---- Supplied material

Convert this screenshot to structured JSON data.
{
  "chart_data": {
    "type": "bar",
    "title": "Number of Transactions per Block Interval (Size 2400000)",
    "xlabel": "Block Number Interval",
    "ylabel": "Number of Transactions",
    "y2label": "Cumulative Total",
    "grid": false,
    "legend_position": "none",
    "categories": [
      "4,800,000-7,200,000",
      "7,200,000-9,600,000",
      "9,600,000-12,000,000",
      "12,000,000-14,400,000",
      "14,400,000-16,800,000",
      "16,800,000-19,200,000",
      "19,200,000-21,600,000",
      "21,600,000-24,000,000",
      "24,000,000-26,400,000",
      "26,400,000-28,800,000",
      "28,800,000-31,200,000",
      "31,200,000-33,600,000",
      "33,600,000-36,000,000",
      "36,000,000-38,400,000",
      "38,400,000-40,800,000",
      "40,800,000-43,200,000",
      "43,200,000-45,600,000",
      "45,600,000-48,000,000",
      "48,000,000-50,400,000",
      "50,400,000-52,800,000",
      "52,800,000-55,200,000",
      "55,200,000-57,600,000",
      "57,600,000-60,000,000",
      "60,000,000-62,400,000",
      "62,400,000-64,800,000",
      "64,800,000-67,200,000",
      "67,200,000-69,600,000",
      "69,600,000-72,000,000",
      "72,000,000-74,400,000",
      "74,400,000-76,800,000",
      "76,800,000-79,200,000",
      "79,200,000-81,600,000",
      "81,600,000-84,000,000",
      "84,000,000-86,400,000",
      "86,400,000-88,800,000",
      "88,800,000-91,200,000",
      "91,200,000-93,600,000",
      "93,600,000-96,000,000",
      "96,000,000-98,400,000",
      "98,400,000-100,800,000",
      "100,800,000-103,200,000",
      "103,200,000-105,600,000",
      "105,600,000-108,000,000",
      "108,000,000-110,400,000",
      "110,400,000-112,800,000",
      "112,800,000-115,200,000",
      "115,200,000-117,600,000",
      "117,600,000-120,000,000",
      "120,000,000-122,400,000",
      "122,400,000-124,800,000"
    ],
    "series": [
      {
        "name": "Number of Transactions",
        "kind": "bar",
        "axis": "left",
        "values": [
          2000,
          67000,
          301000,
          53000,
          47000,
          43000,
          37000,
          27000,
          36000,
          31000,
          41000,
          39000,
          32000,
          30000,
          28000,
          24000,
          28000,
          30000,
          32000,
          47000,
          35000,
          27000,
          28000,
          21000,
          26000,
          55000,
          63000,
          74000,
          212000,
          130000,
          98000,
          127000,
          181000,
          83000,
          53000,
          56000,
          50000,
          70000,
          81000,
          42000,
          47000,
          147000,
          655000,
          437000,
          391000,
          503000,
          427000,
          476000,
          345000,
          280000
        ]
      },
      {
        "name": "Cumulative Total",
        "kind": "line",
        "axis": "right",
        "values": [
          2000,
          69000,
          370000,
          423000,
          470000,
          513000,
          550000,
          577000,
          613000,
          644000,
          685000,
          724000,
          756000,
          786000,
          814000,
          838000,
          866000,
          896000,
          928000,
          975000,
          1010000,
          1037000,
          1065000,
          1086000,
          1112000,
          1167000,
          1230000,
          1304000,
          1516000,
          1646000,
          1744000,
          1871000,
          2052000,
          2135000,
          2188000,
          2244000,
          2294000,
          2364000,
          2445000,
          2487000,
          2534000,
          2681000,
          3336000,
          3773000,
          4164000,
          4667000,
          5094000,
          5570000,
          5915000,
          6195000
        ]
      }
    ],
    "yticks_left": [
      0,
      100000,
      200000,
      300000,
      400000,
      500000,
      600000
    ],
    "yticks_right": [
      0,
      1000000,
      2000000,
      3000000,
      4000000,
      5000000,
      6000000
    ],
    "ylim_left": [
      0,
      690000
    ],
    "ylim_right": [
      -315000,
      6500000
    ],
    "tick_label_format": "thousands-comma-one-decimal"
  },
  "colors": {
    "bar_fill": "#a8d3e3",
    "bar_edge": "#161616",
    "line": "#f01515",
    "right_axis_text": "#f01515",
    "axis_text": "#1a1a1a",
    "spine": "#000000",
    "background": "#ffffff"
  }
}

--------
---- Supplied material

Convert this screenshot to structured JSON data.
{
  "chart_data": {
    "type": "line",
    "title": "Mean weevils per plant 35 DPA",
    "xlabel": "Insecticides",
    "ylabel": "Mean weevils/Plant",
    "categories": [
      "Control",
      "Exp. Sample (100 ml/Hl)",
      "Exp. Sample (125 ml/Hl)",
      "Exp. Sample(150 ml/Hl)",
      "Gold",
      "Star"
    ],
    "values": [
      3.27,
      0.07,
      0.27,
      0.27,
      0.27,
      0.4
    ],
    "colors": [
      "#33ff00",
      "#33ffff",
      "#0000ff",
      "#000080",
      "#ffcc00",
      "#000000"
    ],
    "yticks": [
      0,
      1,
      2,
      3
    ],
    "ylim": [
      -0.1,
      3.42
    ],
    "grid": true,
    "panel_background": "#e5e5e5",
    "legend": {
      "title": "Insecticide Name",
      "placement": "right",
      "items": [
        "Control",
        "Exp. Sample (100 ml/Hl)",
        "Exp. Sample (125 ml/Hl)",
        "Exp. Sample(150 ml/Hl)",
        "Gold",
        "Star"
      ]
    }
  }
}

--------

### [Request]
Which lines of the data above contain "Number"? Copy each one.

### [Exercise response]
    "title": "Number of Transactions per Block Interval (Size 2400000)",
    "xlabel": "Block Number Interval",
    "ylabel": "Number of Transactions",
        "name": "Number of Transactions",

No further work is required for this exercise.